| To be done |
Leave out the images and repeat the listing below without a single change.

....

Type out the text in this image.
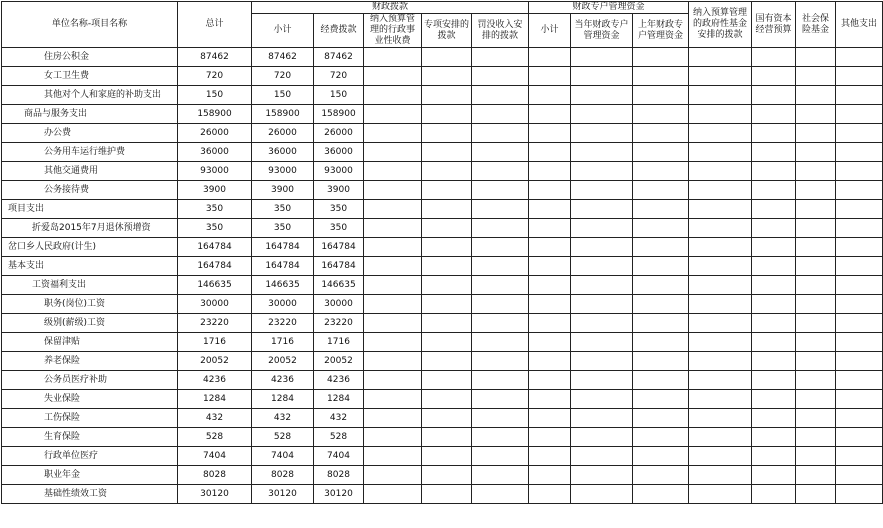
单位名称-项目名称	总计	财政拨款					财政专户管理资金			纳入预算管理的政府性基金安排的拨款	国有资本经营预算	社会保险基金	其他支出
		小计	经费拨款	纳入预算管理的行政事业性收费	专项安排的拨款	罚没收入安排的拨款	小计	当年财政专户管理资金	上年财政专户管理资金				
住房公积金	87462	87462	87462										
女工卫生费	720	720	720										
其他对个人和家庭的补助支出	150	150	150										
商品与服务支出	158900	158900	158900										
办公费	26000	26000	26000										
公务用车运行维护费	36000	36000	36000										
其他交通费用	93000	93000	93000										
公务接待费	3900	3900	3900										
项目支出	350	350	350										
折爱岛2015年7月退休预增资	350	350	350										
岔口乡人民政府(计生)	164784	164784	164784										
基本支出	164784	164784	164784										
工资福利支出	146635	146635	146635										
职务(岗位)工资	30000	30000	30000										
级别(薪级)工资	23220	23220	23220										
保留津贴	1716	1716	1716										
养老保险	20052	20052	20052										
公务员医疗补助	4236	4236	4236										
失业保险	1284	1284	1284										
工伤保险	432	432	432										
生育保险	528	528	528										
行政单位医疗	7404	7404	7404										
职业年金	8028	8028	8028										
基础性绩效工资	30120	30120	30120										
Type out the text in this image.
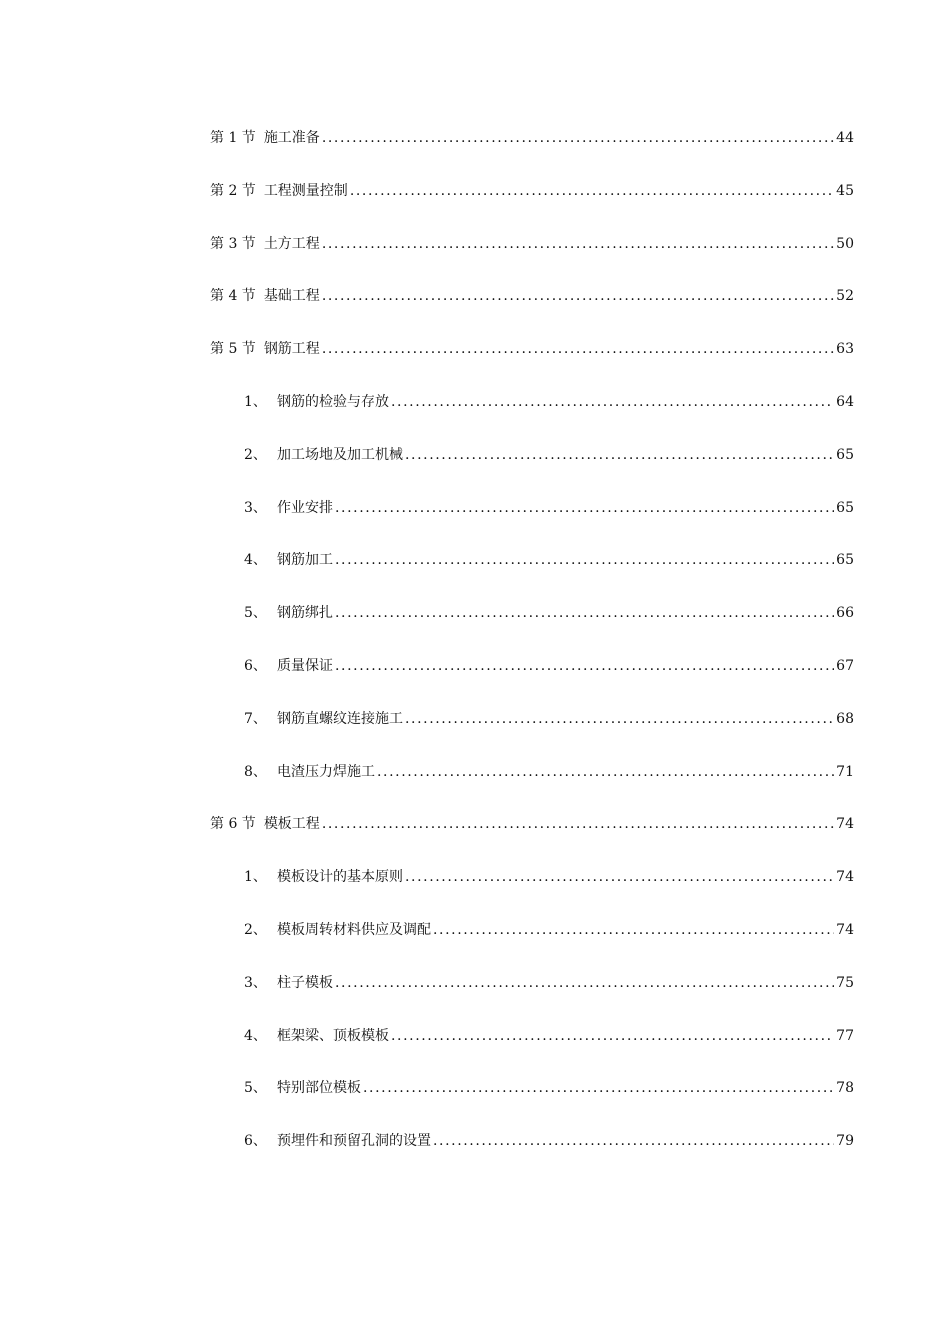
第 1 节 施工准备 .....	44
第 2 节 工程测量控制 .....	45
第 3 节 土方工程 .....	50
第 4 节 基础工程 .....	52
第 5 节 钢筋工程 .....	63
1、 钢筋的检验与存放 .....	64
2、 加工场地及加工机械 .....	65
3、 作业安排 .....	65
4、 钢筋加工 .....	65
5、 钢筋绑扎 .....	66
6、 质量保证 .....	67
7、 钢筋直螺纹连接施工 .....	68
8、 电渣压力焊施工 .....	71
第 6 节 模板工程 .....	74
1、 模板设计的基本原则 .....	74
2、 模板周转材料供应及调配 .....	74
3、 柱子模板 .....	75
4、 框架梁、顶板模板 .....	77
5、 特别部位模板 .....	78
6、 预埋件和预留孔洞的设置 .....	79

....

| Task output |
Type out the text in this image.
单位名称-项目名称	总计	财政拨款					财政专户管理资金			纳入预算管理的政府性基金安排的拨款	国有资本经营预算	社会保险基金	其他支出
		小计	经费拨款	纳入预算管理的行政事业性收费	专项安排的拨款	罚没收入安排的拨款	小计	当年财政专户管理资金	上年财政专户管理资金				
住房公积金	87462	87462	87462										
女工卫生费	720	720	720										
其他对个人和家庭的补助支出	150	150	150										
商品与服务支出	158900	158900	158900										
办公费	26000	26000	26000										
公务用车运行维护费	36000	36000	36000										
其他交通费用	93000	93000	93000										
公务接待费	3900	3900	3900										
项目支出	350	350	350										
折爱岛2015年7月退休预增资	350	350	350										
岔口乡人民政府(计生)	164784	164784	164784										
基本支出	164784	164784	164784										
工资福利支出	146635	146635	146635										
职务(岗位)工资	30000	30000	30000										
级别(薪级)工资	23220	23220	23220										
保留津贴	1716	1716	1716										
养老保险	20052	20052	20052										
公务员医疗补助	4236	4236	4236										
失业保险	1284	1284	1284										
工伤保险	432	432	432										
生育保险	528	528	528										
行政单位医疗	7404	7404	7404										
职业年金	8028	8028	8028										
基础性绩效工资	30120	30120	30120										
Type out the text in this image.
第 1 节 施工准备 .....	44
第 2 节 工程测量控制 .....	45
第 3 节 土方工程 .....	50
第 4 节 基础工程 .....	52
第 5 节 钢筋工程 .....	63
1、 钢筋的检验与存放 .....	64
2、 加工场地及加工机械 .....	65
3、 作业安排 .....	65
4、 钢筋加工 .....	65
5、 钢筋绑扎 .....	66
6、 质量保证 .....	67
7、 钢筋直螺纹连接施工 .....	68
8、 电渣压力焊施工 .....	71
第 6 节 模板工程 .....	74
1、 模板设计的基本原则 .....	74
2、 模板周转材料供应及调配 .....	74
3、 柱子模板 .....	75
4、 框架梁、顶板模板 .....	77
5、 特别部位模板 .....	78
6、 预埋件和预留孔洞的设置 .....	79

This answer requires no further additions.